(Figure record extracts)
+++

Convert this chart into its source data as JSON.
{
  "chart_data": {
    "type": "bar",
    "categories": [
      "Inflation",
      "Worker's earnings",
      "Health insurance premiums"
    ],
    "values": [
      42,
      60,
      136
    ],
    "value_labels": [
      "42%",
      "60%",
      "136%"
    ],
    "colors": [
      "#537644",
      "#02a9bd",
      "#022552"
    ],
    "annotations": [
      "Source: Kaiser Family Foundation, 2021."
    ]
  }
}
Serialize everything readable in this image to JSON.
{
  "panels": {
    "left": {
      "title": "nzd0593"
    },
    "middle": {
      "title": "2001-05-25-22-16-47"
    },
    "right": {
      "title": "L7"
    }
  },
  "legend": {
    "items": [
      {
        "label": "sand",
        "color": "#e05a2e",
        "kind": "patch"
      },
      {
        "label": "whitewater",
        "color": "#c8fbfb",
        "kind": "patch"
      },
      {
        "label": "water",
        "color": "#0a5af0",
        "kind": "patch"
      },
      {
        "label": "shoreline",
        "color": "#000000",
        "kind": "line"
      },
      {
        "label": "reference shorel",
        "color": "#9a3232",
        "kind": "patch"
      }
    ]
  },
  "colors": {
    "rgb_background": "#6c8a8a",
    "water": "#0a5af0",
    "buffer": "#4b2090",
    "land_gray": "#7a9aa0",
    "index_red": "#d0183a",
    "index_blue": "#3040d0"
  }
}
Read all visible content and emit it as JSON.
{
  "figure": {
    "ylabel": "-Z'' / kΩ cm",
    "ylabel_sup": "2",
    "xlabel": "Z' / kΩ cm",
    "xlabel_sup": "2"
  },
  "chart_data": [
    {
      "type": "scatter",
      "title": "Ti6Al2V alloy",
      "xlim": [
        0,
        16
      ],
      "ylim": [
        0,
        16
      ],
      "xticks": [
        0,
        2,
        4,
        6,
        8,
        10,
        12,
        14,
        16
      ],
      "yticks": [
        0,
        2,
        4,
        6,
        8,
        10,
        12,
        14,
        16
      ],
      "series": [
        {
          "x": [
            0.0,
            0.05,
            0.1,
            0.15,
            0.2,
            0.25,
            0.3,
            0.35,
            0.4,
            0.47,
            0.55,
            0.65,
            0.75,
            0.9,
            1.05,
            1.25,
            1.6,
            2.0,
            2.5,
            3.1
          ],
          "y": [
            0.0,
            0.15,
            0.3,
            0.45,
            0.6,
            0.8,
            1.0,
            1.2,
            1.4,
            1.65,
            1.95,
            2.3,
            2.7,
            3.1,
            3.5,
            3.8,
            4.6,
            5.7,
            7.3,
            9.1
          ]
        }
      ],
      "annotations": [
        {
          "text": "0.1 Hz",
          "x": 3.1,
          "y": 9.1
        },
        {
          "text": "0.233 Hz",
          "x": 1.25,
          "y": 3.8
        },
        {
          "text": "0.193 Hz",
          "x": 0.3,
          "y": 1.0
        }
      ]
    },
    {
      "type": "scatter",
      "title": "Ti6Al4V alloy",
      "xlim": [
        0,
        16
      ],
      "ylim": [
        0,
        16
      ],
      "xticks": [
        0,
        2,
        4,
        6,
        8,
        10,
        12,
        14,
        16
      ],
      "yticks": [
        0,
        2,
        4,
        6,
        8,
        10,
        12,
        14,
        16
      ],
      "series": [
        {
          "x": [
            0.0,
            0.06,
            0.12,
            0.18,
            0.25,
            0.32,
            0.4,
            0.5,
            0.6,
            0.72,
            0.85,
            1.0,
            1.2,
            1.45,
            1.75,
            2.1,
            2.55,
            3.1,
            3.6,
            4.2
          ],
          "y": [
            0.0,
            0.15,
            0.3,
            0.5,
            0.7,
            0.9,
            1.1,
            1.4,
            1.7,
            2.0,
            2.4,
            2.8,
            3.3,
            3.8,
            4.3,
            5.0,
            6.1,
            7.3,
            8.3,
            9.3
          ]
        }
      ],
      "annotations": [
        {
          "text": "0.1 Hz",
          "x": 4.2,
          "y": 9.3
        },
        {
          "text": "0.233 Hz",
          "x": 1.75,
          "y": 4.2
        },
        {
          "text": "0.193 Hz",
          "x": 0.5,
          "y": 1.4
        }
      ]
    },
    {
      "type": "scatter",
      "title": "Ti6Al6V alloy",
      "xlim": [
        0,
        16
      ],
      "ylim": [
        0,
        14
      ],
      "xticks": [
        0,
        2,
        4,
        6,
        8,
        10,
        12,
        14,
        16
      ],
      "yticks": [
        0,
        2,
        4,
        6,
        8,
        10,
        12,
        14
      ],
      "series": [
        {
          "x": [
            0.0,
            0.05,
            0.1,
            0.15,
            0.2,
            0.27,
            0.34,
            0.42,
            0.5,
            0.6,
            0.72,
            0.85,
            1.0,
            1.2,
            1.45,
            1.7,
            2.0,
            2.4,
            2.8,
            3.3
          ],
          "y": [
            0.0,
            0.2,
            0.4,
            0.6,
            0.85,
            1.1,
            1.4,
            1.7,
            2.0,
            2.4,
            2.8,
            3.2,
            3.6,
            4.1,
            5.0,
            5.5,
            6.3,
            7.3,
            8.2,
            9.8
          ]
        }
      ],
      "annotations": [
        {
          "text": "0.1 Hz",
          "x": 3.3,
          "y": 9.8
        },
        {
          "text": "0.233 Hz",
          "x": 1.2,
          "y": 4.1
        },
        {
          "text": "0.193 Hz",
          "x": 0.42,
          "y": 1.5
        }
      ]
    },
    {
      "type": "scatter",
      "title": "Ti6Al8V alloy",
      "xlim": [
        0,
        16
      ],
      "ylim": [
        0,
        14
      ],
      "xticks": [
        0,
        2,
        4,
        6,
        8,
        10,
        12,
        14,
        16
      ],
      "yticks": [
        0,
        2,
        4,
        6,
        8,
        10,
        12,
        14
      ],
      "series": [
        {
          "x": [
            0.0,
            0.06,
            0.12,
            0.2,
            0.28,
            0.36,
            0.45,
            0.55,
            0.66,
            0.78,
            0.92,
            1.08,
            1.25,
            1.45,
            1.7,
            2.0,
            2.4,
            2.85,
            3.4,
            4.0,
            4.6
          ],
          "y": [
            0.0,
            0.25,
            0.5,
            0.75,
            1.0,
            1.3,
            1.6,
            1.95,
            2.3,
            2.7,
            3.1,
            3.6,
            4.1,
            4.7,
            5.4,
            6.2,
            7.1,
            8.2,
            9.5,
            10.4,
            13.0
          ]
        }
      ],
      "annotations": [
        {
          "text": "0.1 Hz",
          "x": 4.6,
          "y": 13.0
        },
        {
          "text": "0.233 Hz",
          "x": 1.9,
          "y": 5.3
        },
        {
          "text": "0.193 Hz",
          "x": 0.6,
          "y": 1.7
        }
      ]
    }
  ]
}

+++

* **What needs to be done**
Your task is to gather all lines from the entries above that hold the word "this".

* **Response below**
Convert this chart into its source data as JSON.
Serialize everything readable in this image to JSON.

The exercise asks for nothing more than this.